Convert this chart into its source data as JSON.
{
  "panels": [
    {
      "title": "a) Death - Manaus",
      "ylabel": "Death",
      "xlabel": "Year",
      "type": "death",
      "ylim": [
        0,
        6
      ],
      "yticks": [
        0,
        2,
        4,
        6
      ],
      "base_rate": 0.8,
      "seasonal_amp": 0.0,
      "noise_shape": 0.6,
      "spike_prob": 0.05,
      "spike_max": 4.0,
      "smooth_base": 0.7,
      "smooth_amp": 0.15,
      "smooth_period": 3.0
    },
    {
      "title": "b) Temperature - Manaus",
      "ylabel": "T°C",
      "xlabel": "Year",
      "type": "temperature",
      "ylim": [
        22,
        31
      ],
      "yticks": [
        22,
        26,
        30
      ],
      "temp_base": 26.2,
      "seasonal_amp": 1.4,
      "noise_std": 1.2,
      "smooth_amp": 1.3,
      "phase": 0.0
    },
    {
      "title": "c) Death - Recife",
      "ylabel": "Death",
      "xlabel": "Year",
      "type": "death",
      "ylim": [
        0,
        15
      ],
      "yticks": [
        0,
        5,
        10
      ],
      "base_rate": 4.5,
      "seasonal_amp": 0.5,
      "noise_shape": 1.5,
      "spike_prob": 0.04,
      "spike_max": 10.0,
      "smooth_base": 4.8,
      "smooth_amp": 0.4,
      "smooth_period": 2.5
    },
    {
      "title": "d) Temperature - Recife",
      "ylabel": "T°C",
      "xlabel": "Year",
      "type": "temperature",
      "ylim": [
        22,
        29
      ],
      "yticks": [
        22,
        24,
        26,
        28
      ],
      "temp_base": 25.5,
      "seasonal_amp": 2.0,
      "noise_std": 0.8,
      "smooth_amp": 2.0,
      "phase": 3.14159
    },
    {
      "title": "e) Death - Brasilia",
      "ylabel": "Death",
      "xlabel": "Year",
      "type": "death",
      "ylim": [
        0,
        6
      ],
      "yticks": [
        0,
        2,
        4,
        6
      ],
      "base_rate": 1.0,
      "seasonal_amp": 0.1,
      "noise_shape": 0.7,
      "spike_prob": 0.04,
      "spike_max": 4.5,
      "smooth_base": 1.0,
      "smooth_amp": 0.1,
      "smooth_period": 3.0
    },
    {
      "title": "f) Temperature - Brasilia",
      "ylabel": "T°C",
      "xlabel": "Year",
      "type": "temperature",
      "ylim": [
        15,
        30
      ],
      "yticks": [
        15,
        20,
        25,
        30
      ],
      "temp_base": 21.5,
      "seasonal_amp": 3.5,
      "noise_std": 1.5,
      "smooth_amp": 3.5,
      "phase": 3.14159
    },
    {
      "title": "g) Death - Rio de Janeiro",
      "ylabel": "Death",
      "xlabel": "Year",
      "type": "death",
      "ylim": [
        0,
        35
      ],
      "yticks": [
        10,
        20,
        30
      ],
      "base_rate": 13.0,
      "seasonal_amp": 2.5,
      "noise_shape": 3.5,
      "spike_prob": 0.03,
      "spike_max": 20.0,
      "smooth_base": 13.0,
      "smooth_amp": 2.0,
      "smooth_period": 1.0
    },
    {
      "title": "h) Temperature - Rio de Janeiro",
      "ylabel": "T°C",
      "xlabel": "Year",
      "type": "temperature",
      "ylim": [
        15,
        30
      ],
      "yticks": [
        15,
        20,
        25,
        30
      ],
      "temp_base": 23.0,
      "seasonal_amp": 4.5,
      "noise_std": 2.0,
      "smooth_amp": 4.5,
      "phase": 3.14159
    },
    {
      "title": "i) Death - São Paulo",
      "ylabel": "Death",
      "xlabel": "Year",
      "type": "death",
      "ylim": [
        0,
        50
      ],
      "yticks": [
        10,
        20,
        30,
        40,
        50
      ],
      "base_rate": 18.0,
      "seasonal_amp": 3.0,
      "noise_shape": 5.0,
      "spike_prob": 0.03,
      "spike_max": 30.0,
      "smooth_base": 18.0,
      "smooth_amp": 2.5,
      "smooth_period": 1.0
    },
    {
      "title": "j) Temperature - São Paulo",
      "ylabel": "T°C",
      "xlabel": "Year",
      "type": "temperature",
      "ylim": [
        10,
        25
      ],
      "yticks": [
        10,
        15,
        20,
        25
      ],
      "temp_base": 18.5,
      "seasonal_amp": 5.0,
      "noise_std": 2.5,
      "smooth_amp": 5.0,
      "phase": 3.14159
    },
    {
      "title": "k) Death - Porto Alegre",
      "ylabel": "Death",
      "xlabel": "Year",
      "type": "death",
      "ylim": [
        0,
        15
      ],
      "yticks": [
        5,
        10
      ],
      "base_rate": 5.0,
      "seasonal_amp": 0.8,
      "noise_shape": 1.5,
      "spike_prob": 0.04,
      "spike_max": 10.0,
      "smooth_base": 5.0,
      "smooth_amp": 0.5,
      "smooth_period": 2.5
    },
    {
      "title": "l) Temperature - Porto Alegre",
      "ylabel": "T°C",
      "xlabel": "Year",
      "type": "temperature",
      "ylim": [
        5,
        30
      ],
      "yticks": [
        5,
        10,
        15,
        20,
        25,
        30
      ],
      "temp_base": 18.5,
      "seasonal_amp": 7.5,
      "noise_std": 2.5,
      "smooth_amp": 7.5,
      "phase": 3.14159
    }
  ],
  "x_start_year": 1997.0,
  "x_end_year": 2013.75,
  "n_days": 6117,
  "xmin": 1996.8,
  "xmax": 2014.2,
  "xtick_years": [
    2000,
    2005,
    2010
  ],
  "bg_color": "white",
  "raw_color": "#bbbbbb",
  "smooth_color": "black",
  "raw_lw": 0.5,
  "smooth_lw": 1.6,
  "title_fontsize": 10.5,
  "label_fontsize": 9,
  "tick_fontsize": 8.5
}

○ ○ ○ ○ ○

TASK DETAILS> Make an exact copy of the data above.

RESPONSE FOR THIS EXERCISE>
Convert this chart into its source data as JSON.
{
  "panels": [
    {
      "title": "a) Death - Manaus",
      "ylabel": "Death",
      "xlabel": "Year",
      "type": "death",
      "ylim": [
        0,
        6
      ],
      "yticks": [
        0,
        2,
        4,
        6
      ],
      "base_rate": 0.8,
      "seasonal_amp": 0.0,
      "noise_shape": 0.6,
      "spike_prob": 0.05,
      "spike_max": 4.0,
      "smooth_base": 0.7,
      "smooth_amp": 0.15,
      "smooth_period": 3.0
    },
    {
      "title": "b) Temperature - Manaus",
      "ylabel": "T°C",
      "xlabel": "Year",
      "type": "temperature",
      "ylim": [
        22,
        31
      ],
      "yticks": [
        22,
        26,
        30
      ],
      "temp_base": 26.2,
      "seasonal_amp": 1.4,
      "noise_std": 1.2,
      "smooth_amp": 1.3,
      "phase": 0.0
    },
    {
      "title": "c) Death - Recife",
      "ylabel": "Death",
      "xlabel": "Year",
      "type": "death",
      "ylim": [
        0,
        15
      ],
      "yticks": [
        0,
        5,
        10
      ],
      "base_rate": 4.5,
      "seasonal_amp": 0.5,
      "noise_shape": 1.5,
      "spike_prob": 0.04,
      "spike_max": 10.0,
      "smooth_base": 4.8,
      "smooth_amp": 0.4,
      "smooth_period": 2.5
    },
    {
      "title": "d) Temperature - Recife",
      "ylabel": "T°C",
      "xlabel": "Year",
      "type": "temperature",
      "ylim": [
        22,
        29
      ],
      "yticks": [
        22,
        24,
        26,
        28
      ],
      "temp_base": 25.5,
      "seasonal_amp": 2.0,
      "noise_std": 0.8,
      "smooth_amp": 2.0,
      "phase": 3.14159
    },
    {
      "title": "e) Death - Brasilia",
      "ylabel": "Death",
      "xlabel": "Year",
      "type": "death",
      "ylim": [
        0,
        6
      ],
      "yticks": [
        0,
        2,
        4,
        6
      ],
      "base_rate": 1.0,
      "seasonal_amp": 0.1,
      "noise_shape": 0.7,
      "spike_prob": 0.04,
      "spike_max": 4.5,
      "smooth_base": 1.0,
      "smooth_amp": 0.1,
      "smooth_period": 3.0
    },
    {
      "title": "f) Temperature - Brasilia",
      "ylabel": "T°C",
      "xlabel": "Year",
      "type": "temperature",
      "ylim": [
        15,
        30
      ],
      "yticks": [
        15,
        20,
        25,
        30
      ],
      "temp_base": 21.5,
      "seasonal_amp": 3.5,
      "noise_std": 1.5,
      "smooth_amp": 3.5,
      "phase": 3.14159
    },
    {
      "title": "g) Death - Rio de Janeiro",
      "ylabel": "Death",
      "xlabel": "Year",
      "type": "death",
      "ylim": [
        0,
        35
      ],
      "yticks": [
        10,
        20,
        30
      ],
      "base_rate": 13.0,
      "seasonal_amp": 2.5,
      "noise_shape": 3.5,
      "spike_prob": 0.03,
      "spike_max": 20.0,
      "smooth_base": 13.0,
      "smooth_amp": 2.0,
      "smooth_period": 1.0
    },
    {
      "title": "h) Temperature - Rio de Janeiro",
      "ylabel": "T°C",
      "xlabel": "Year",
      "type": "temperature",
      "ylim": [
        15,
        30
      ],
      "yticks": [
        15,
        20,
        25,
        30
      ],
      "temp_base": 23.0,
      "seasonal_amp": 4.5,
      "noise_std": 2.0,
      "smooth_amp": 4.5,
      "phase": 3.14159
    },
    {
      "title": "i) Death - São Paulo",
      "ylabel": "Death",
      "xlabel": "Year",
      "type": "death",
      "ylim": [
        0,
        50
      ],
      "yticks": [
        10,
        20,
        30,
        40,
        50
      ],
      "base_rate": 18.0,
      "seasonal_amp": 3.0,
      "noise_shape": 5.0,
      "spike_prob": 0.03,
      "spike_max": 30.0,
      "smooth_base": 18.0,
      "smooth_amp": 2.5,
      "smooth_period": 1.0
    },
    {
      "title": "j) Temperature - São Paulo",
      "ylabel": "T°C",
      "xlabel": "Year",
      "type": "temperature",
      "ylim": [
        10,
        25
      ],
      "yticks": [
        10,
        15,
        20,
        25
      ],
      "temp_base": 18.5,
      "seasonal_amp": 5.0,
      "noise_std": 2.5,
      "smooth_amp": 5.0,
      "phase": 3.14159
    },
    {
      "title": "k) Death - Porto Alegre",
      "ylabel": "Death",
      "xlabel": "Year",
      "type": "death",
      "ylim": [
        0,
        15
      ],
      "yticks": [
        5,
        10
      ],
      "base_rate": 5.0,
      "seasonal_amp": 0.8,
      "noise_shape": 1.5,
      "spike_prob": 0.04,
      "spike_max": 10.0,
      "smooth_base": 5.0,
      "smooth_amp": 0.5,
      "smooth_period": 2.5
    },
    {
      "title": "l) Temperature - Porto Alegre",
      "ylabel": "T°C",
      "xlabel": "Year",
      "type": "temperature",
      "ylim": [
        5,
        30
      ],
      "yticks": [
        5,
        10,
        15,
        20,
        25,
        30
      ],
      "temp_base": 18.5,
      "seasonal_amp": 7.5,
      "noise_std": 2.5,
      "smooth_amp": 7.5,
      "phase": 3.14159
    }
  ],
  "x_start_year": 1997.0,
  "x_end_year": 2013.75,
  "n_days": 6117,
  "xmin": 1996.8,
  "xmax": 2014.2,
  "xtick_years": [
    2000,
    2005,
    2010
  ],
  "bg_color": "white",
  "raw_color": "#bbbbbb",
  "smooth_color": "black",
  "raw_lw": 0.5,
  "smooth_lw": 1.6,
  "title_fontsize": 10.5,
  "label_fontsize": 9,
  "tick_fontsize": 8.5
}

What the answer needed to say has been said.